#### [Input for this task]
★ ★ ★ ★ ★

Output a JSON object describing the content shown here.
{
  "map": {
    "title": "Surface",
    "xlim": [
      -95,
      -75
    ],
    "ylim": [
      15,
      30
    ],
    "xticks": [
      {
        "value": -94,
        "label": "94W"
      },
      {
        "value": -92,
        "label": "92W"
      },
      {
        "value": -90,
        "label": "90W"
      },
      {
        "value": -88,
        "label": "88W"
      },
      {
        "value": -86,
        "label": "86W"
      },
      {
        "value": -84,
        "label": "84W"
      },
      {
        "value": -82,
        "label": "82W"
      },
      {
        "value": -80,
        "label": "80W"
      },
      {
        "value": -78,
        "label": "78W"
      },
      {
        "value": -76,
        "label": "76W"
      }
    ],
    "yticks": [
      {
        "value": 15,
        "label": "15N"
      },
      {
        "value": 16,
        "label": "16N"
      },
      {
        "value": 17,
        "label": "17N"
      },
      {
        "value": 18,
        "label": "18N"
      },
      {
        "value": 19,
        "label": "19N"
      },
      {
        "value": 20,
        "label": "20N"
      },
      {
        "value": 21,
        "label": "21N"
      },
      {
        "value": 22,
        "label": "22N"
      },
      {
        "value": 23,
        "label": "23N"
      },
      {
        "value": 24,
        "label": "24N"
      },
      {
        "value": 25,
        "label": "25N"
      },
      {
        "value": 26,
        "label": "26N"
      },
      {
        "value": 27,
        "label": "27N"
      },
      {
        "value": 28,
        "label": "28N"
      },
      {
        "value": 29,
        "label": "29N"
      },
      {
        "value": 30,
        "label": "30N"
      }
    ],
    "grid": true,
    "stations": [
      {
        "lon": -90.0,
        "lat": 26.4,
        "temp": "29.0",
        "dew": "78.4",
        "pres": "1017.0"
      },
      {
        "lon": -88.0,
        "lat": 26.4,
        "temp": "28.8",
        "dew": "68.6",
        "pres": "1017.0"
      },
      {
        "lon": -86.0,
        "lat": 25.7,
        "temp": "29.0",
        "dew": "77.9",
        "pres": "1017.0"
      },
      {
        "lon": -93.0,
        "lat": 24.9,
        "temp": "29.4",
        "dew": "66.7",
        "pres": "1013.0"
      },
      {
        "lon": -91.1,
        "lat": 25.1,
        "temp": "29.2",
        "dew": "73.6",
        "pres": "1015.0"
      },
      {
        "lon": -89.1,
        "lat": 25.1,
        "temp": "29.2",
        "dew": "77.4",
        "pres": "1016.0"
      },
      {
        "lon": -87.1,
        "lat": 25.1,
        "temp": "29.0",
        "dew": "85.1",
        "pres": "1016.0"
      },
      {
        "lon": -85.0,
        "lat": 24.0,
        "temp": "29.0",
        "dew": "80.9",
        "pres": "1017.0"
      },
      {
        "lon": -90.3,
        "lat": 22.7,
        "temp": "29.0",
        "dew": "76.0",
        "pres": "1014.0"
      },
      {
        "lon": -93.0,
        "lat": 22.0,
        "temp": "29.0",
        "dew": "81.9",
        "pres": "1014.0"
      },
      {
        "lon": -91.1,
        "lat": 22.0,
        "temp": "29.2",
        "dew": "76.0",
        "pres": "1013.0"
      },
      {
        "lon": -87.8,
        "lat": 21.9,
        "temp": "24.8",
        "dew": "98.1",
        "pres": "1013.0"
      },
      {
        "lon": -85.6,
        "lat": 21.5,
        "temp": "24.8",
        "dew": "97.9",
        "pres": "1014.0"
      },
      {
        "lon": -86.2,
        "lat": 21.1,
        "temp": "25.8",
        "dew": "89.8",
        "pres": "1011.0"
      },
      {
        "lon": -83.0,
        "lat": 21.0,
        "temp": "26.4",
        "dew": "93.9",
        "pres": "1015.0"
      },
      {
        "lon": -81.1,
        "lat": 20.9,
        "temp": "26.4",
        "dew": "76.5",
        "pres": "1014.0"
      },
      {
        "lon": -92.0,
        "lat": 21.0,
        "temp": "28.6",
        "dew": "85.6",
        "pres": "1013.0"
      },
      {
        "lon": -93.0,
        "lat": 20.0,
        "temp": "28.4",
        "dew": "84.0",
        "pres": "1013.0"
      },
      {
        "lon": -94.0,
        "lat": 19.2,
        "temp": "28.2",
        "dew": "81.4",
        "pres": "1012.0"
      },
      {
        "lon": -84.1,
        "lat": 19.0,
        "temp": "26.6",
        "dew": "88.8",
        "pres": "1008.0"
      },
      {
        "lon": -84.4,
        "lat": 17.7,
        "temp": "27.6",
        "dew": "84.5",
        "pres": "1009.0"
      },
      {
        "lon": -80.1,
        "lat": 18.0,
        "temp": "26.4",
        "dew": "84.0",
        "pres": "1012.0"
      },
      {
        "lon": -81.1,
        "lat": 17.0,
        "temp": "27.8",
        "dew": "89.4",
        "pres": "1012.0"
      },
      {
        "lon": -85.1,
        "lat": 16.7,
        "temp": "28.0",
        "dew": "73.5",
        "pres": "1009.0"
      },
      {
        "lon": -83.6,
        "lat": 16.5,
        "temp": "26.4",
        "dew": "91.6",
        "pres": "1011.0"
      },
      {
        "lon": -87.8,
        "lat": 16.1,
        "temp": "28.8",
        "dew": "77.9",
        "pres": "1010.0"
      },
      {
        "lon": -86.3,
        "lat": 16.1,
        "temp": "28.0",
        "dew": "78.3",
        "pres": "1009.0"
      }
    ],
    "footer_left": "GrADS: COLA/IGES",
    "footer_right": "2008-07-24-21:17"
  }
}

★ ★ ★ ★ ★

#### [Task statement]
Quote every record above exactly.

#### [Solution]
Output a JSON object describing the content shown here.
{
  "map": {
    "title": "Surface",
    "xlim": [
      -95,
      -75
    ],
    "ylim": [
      15,
      30
    ],
    "xticks": [
      {
        "value": -94,
        "label": "94W"
      },
      {
        "value": -92,
        "label": "92W"
      },
      {
        "value": -90,
        "label": "90W"
      },
      {
        "value": -88,
        "label": "88W"
      },
      {
        "value": -86,
        "label": "86W"
      },
      {
        "value": -84,
        "label": "84W"
      },
      {
        "value": -82,
        "label": "82W"
      },
      {
        "value": -80,
        "label": "80W"
      },
      {
        "value": -78,
        "label": "78W"
      },
      {
        "value": -76,
        "label": "76W"
      }
    ],
    "yticks": [
      {
        "value": 15,
        "label": "15N"
      },
      {
        "value": 16,
        "label": "16N"
      },
      {
        "value": 17,
        "label": "17N"
      },
      {
        "value": 18,
        "label": "18N"
      },
      {
        "value": 19,
        "label": "19N"
      },
      {
        "value": 20,
        "label": "20N"
      },
      {
        "value": 21,
        "label": "21N"
      },
      {
        "value": 22,
        "label": "22N"
      },
      {
        "value": 23,
        "label": "23N"
      },
      {
        "value": 24,
        "label": "24N"
      },
      {
        "value": 25,
        "label": "25N"
      },
      {
        "value": 26,
        "label": "26N"
      },
      {
        "value": 27,
        "label": "27N"
      },
      {
        "value": 28,
        "label": "28N"
      },
      {
        "value": 29,
        "label": "29N"
      },
      {
        "value": 30,
        "label": "30N"
      }
    ],
    "grid": true,
    "stations": [
      {
        "lon": -90.0,
        "lat": 26.4,
        "temp": "29.0",
        "dew": "78.4",
        "pres": "1017.0"
      },
      {
        "lon": -88.0,
        "lat": 26.4,
        "temp": "28.8",
        "dew": "68.6",
        "pres": "1017.0"
      },
      {
        "lon": -86.0,
        "lat": 25.7,
        "temp": "29.0",
        "dew": "77.9",
        "pres": "1017.0"
      },
      {
        "lon": -93.0,
        "lat": 24.9,
        "temp": "29.4",
        "dew": "66.7",
        "pres": "1013.0"
      },
      {
        "lon": -91.1,
        "lat": 25.1,
        "temp": "29.2",
        "dew": "73.6",
        "pres": "1015.0"
      },
      {
        "lon": -89.1,
        "lat": 25.1,
        "temp": "29.2",
        "dew": "77.4",
        "pres": "1016.0"
      },
      {
        "lon": -87.1,
        "lat": 25.1,
        "temp": "29.0",
        "dew": "85.1",
        "pres": "1016.0"
      },
      {
        "lon": -85.0,
        "lat": 24.0,
        "temp": "29.0",
        "dew": "80.9",
        "pres": "1017.0"
      },
      {
        "lon": -90.3,
        "lat": 22.7,
        "temp": "29.0",
        "dew": "76.0",
        "pres": "1014.0"
      },
      {
        "lon": -93.0,
        "lat": 22.0,
        "temp": "29.0",
        "dew": "81.9",
        "pres": "1014.0"
      },
      {
        "lon": -91.1,
        "lat": 22.0,
        "temp": "29.2",
        "dew": "76.0",
        "pres": "1013.0"
      },
      {
        "lon": -87.8,
        "lat": 21.9,
        "temp": "24.8",
        "dew": "98.1",
        "pres": "1013.0"
      },
      {
        "lon": -85.6,
        "lat": 21.5,
        "temp": "24.8",
        "dew": "97.9",
        "pres": "1014.0"
      },
      {
        "lon": -86.2,
        "lat": 21.1,
        "temp": "25.8",
        "dew": "89.8",
        "pres": "1011.0"
      },
      {
        "lon": -83.0,
        "lat": 21.0,
        "temp": "26.4",
        "dew": "93.9",
        "pres": "1015.0"
      },
      {
        "lon": -81.1,
        "lat": 20.9,
        "temp": "26.4",
        "dew": "76.5",
        "pres": "1014.0"
      },
      {
        "lon": -92.0,
        "lat": 21.0,
        "temp": "28.6",
        "dew": "85.6",
        "pres": "1013.0"
      },
      {
        "lon": -93.0,
        "lat": 20.0,
        "temp": "28.4",
        "dew": "84.0",
        "pres": "1013.0"
      },
      {
        "lon": -94.0,
        "lat": 19.2,
        "temp": "28.2",
        "dew": "81.4",
        "pres": "1012.0"
      },
      {
        "lon": -84.1,
        "lat": 19.0,
        "temp": "26.6",
        "dew": "88.8",
        "pres": "1008.0"
      },
      {
        "lon": -84.4,
        "lat": 17.7,
        "temp": "27.6",
        "dew": "84.5",
        "pres": "1009.0"
      },
      {
        "lon": -80.1,
        "lat": 18.0,
        "temp": "26.4",
        "dew": "84.0",
        "pres": "1012.0"
      },
      {
        "lon": -81.1,
        "lat": 17.0,
        "temp": "27.8",
        "dew": "89.4",
        "pres": "1012.0"
      },
      {
        "lon": -85.1,
        "lat": 16.7,
        "temp": "28.0",
        "dew": "73.5",
        "pres": "1009.0"
      },
      {
        "lon": -83.6,
        "lat": 16.5,
        "temp": "26.4",
        "dew": "91.6",
        "pres": "1011.0"
      },
      {
        "lon": -87.8,
        "lat": 16.1,
        "temp": "28.8",
        "dew": "77.9",
        "pres": "1010.0"
      },
      {
        "lon": -86.3,
        "lat": 16.1,
        "temp": "28.0",
        "dew": "78.3",
        "pres": "1009.0"
      }
    ],
    "footer_left": "GrADS: COLA/IGES",
    "footer_right": "2008-07-24-21:17"
  }
}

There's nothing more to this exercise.